Copy each line below in which the word "капитального" occurs.

> _Items_

§ §

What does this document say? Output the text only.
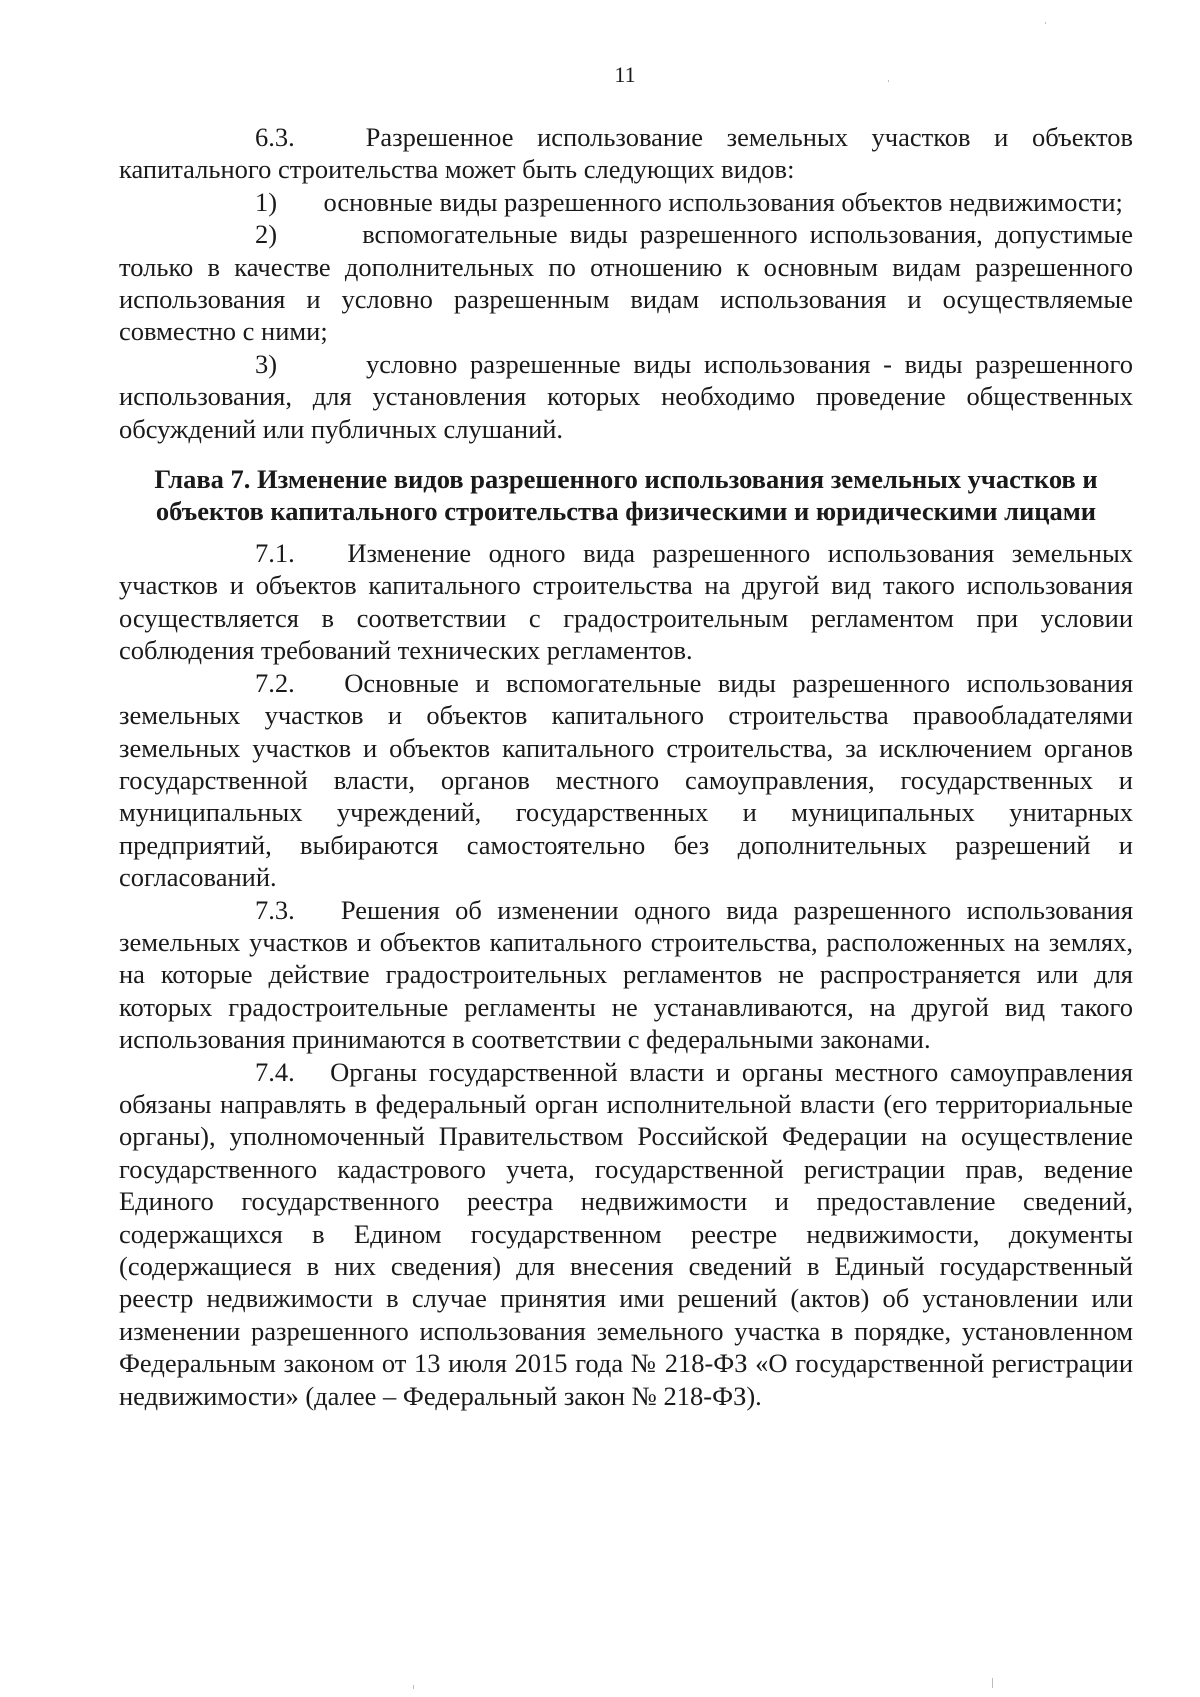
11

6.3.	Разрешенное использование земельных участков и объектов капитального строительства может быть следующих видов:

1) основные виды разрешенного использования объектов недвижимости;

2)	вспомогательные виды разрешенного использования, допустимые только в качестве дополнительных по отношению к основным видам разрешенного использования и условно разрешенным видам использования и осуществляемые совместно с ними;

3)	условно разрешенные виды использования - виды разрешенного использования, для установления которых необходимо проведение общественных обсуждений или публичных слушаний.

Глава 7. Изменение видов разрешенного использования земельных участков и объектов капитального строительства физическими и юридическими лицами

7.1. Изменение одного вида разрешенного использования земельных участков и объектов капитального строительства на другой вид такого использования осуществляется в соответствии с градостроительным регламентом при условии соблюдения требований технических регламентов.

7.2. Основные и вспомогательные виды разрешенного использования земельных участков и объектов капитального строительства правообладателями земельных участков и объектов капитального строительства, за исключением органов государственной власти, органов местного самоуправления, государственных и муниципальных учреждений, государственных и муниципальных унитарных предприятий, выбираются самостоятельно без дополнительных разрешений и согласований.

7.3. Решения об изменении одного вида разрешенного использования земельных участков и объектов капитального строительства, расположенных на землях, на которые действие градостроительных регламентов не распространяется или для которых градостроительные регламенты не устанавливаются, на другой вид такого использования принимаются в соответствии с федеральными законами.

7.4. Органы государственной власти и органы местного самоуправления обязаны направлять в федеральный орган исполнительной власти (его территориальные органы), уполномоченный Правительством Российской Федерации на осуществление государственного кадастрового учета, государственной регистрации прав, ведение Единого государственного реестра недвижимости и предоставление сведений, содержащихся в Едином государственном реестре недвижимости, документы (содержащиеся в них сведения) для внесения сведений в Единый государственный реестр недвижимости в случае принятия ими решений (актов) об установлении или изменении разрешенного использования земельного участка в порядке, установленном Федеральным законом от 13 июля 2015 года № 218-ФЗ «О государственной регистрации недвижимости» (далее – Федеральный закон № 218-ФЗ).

§ §

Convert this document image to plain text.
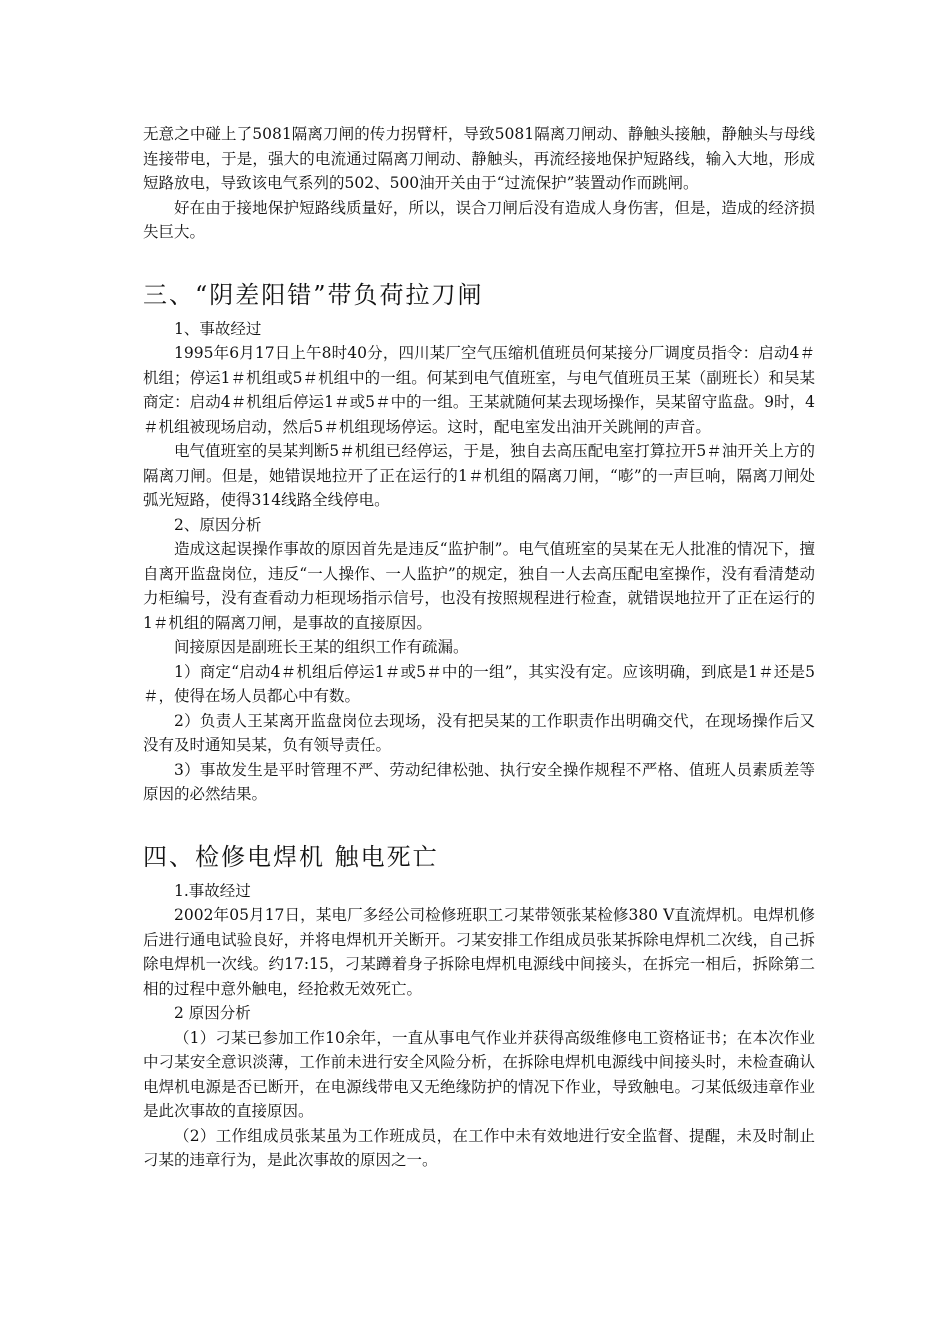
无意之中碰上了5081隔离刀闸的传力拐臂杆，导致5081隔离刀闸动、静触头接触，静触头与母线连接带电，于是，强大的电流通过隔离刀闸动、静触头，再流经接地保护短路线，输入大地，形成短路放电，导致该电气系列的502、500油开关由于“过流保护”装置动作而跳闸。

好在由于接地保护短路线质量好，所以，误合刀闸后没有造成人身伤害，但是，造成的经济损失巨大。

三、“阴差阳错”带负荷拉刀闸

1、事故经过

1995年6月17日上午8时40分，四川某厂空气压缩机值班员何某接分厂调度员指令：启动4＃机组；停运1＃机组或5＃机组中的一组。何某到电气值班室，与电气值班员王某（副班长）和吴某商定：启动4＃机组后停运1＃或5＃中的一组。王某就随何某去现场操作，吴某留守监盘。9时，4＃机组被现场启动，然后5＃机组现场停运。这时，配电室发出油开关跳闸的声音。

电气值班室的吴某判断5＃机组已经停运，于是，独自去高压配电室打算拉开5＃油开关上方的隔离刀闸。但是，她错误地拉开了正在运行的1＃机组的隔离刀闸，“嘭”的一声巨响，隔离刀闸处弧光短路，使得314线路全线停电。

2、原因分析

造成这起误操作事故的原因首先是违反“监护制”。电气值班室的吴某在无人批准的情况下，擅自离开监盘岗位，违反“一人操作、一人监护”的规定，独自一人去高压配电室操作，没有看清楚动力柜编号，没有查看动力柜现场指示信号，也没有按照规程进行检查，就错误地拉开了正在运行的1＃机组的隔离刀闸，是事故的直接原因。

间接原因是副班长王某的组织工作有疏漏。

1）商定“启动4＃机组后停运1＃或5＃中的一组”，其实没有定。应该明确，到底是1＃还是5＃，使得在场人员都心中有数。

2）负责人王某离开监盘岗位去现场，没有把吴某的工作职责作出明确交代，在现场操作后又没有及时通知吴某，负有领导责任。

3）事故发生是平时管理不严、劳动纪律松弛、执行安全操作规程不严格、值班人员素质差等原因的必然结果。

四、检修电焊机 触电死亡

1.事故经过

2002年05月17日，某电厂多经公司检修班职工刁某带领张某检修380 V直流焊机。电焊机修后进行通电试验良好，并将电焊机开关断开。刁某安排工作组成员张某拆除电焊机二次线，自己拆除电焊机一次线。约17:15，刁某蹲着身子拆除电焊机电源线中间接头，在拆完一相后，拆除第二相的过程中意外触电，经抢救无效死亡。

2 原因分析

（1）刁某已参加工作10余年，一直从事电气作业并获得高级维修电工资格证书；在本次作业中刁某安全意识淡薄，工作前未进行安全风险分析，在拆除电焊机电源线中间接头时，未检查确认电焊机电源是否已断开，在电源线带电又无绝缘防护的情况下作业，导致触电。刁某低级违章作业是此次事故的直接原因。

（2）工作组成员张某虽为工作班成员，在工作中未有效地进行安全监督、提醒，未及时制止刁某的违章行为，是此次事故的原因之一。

§ §

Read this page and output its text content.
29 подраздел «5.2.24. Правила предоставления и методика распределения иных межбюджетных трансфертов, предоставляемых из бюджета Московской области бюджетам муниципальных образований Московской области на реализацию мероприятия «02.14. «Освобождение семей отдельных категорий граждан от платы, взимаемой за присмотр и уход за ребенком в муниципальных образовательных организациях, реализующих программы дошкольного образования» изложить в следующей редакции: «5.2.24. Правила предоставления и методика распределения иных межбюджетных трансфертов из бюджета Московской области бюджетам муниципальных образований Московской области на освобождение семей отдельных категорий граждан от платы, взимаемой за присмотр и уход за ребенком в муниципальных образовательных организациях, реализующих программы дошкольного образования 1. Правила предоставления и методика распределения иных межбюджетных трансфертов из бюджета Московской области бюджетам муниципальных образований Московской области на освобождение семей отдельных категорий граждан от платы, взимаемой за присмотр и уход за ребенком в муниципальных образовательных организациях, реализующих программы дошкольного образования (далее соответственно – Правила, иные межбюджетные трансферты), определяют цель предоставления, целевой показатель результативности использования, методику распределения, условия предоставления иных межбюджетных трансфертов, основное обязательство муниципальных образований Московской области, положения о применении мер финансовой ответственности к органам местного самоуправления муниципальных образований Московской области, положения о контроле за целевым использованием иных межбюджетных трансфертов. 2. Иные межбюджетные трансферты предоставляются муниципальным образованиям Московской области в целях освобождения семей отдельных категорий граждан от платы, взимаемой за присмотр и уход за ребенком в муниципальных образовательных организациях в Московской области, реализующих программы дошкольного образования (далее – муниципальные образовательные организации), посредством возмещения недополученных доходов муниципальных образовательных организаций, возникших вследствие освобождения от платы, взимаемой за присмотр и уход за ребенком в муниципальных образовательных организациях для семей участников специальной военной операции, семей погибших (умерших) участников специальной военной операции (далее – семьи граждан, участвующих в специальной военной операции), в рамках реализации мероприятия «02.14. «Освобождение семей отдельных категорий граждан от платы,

§ §

> _Result of this exercise_
6.3.	Разрешенное использование земельных участков и объектов капитального строительства может быть следующих видов:
Глава 7. Изменение видов разрешенного использования земельных участков и объектов капитального строительства физическими и юридическими лицами
7.1. Изменение одного вида разрешенного использования земельных участков и объектов капитального строительства на другой вид такого использования осуществляется в соответствии с градостроительным регламентом при условии соблюдения требований технических регламентов.
7.2. Основные и вспомогательные виды разрешенного использования земельных участков и объектов капитального строительства правообладателями земельных участков и объектов капитального строительства, за исключением органов государственной власти, органов местного самоуправления, государственных и муниципальных учреждений, государственных и муниципальных унитарных предприятий, выбираются самостоятельно без дополнительных разрешений и согласований.
7.3. Решения об изменении одного вида разрешенного использования земельных участков и объектов капитального строительства, расположенных на землях, на которые действие градостроительных регламентов не распространяется или для которых градостроительные регламенты не устанавливаются, на другой вид такого использования принимаются в соответствии с федеральными законами.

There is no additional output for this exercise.